Report how many lines of these entries hold the string "старше"; reply with the number alone.
-------- Records for this exercise --------
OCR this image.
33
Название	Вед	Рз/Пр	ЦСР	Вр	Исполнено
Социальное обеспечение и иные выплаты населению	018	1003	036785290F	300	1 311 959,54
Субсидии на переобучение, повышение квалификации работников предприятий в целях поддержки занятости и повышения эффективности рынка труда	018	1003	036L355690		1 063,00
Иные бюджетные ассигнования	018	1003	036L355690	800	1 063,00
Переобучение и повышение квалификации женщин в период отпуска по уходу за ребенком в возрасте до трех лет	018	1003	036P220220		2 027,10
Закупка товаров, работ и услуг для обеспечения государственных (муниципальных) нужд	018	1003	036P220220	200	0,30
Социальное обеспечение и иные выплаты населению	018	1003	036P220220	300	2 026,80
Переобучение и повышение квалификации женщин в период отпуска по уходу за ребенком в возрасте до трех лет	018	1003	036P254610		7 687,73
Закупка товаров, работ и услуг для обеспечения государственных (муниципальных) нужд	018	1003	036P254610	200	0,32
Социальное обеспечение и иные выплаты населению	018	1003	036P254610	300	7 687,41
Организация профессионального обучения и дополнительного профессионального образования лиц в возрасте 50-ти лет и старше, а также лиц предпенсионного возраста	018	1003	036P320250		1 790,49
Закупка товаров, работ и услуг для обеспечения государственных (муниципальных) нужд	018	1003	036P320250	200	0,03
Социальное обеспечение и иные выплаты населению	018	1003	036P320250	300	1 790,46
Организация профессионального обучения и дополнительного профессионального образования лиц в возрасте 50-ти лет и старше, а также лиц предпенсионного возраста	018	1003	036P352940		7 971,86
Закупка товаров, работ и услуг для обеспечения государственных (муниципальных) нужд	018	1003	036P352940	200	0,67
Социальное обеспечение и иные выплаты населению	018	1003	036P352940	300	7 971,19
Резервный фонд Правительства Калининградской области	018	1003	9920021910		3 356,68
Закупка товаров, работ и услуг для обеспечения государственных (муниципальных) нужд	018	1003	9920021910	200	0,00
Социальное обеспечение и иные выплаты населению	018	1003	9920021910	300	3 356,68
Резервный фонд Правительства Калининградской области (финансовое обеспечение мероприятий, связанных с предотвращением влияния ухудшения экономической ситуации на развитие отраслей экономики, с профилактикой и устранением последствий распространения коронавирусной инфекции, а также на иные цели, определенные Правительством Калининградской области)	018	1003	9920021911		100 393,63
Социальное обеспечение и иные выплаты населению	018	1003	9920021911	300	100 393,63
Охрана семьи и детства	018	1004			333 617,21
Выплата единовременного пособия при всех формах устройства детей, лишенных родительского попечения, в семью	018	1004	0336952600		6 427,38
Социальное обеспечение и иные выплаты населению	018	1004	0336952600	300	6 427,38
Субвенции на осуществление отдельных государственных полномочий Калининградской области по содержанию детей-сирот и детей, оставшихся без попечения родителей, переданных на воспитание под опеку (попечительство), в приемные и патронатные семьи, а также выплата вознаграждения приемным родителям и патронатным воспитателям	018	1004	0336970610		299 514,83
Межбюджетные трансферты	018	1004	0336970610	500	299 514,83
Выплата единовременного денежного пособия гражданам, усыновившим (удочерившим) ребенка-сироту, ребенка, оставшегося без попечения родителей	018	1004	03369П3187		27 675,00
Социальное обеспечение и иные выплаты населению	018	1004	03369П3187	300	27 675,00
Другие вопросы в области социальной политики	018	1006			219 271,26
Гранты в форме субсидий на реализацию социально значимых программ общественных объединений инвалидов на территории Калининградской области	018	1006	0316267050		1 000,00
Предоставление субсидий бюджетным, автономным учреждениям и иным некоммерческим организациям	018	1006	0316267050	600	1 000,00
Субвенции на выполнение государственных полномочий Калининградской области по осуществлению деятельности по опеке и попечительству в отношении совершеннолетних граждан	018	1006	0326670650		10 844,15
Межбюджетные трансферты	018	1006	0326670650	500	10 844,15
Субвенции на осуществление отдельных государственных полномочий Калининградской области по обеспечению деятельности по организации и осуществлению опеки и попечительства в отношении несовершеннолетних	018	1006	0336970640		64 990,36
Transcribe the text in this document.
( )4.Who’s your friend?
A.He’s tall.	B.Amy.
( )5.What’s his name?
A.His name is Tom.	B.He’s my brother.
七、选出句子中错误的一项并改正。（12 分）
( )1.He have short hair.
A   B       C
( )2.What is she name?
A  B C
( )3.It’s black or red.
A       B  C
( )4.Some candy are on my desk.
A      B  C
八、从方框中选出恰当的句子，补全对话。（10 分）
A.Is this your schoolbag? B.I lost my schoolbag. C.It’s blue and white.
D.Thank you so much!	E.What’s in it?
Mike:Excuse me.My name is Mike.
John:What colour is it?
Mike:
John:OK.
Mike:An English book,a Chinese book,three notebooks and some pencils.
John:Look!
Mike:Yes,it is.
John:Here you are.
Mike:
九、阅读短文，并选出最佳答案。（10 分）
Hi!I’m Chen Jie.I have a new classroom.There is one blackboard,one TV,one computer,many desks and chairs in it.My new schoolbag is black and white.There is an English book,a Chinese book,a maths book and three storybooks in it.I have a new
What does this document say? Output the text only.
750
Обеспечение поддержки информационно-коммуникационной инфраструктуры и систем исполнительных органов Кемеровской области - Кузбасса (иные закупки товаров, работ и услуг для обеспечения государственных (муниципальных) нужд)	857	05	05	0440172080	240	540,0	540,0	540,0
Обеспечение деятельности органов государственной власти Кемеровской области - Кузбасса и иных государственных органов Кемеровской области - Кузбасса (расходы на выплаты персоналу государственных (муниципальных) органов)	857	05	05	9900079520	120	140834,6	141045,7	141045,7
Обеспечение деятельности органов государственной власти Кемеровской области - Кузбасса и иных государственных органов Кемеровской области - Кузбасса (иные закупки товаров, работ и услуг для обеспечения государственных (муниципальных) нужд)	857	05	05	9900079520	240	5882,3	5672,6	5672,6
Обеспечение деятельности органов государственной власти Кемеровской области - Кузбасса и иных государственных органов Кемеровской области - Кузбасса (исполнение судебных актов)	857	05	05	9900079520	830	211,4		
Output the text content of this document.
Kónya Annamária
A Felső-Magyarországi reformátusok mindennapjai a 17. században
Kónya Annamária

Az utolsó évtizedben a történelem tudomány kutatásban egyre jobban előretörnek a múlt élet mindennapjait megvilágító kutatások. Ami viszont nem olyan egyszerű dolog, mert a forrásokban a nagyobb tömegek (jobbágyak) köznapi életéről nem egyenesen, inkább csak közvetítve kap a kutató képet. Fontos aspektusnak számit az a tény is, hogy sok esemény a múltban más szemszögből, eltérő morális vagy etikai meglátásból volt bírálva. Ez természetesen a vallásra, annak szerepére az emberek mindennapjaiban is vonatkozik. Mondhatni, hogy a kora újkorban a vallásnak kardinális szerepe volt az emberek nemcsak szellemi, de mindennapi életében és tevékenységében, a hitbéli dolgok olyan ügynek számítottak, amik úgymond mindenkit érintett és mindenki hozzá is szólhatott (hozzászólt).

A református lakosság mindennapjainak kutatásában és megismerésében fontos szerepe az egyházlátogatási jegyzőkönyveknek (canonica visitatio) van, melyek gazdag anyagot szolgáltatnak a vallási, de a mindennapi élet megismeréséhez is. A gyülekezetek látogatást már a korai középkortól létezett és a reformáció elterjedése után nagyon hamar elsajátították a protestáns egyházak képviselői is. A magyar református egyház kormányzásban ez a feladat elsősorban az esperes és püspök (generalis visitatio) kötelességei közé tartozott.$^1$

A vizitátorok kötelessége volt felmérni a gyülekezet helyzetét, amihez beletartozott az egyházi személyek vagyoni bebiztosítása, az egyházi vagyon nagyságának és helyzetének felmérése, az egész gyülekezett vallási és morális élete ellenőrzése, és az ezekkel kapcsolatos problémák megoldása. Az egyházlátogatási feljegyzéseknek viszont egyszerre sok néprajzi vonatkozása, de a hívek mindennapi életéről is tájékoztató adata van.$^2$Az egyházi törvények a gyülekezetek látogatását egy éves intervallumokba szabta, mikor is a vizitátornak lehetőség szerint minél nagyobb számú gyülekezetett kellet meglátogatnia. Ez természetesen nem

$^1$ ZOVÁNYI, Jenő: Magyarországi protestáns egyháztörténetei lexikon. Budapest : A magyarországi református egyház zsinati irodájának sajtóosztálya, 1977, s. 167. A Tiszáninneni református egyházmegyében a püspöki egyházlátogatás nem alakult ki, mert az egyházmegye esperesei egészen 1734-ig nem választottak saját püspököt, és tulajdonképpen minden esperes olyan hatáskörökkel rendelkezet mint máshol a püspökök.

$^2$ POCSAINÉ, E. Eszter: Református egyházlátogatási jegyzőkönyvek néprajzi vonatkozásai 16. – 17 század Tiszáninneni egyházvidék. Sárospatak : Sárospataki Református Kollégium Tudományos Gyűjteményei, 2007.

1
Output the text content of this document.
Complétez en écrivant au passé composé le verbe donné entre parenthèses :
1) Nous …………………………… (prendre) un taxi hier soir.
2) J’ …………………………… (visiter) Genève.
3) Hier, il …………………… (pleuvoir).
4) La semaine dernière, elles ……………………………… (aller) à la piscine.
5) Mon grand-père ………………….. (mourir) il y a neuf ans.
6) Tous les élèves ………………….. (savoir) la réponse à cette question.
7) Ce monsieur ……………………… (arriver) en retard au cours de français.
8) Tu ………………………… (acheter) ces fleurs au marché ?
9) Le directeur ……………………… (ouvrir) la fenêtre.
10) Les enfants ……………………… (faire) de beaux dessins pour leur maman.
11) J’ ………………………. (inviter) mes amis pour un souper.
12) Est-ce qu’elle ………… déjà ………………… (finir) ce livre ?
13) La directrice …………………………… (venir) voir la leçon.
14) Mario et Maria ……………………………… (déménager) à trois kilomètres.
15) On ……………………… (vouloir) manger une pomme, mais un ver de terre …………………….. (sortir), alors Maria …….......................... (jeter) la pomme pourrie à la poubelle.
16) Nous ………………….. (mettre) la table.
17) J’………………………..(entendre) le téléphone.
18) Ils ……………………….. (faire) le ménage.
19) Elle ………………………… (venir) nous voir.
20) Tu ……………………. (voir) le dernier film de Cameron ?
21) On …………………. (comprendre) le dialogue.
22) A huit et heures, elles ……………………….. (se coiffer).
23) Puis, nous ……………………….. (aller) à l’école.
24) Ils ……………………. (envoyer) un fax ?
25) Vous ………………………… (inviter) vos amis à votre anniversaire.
--------
Solution to this task » 2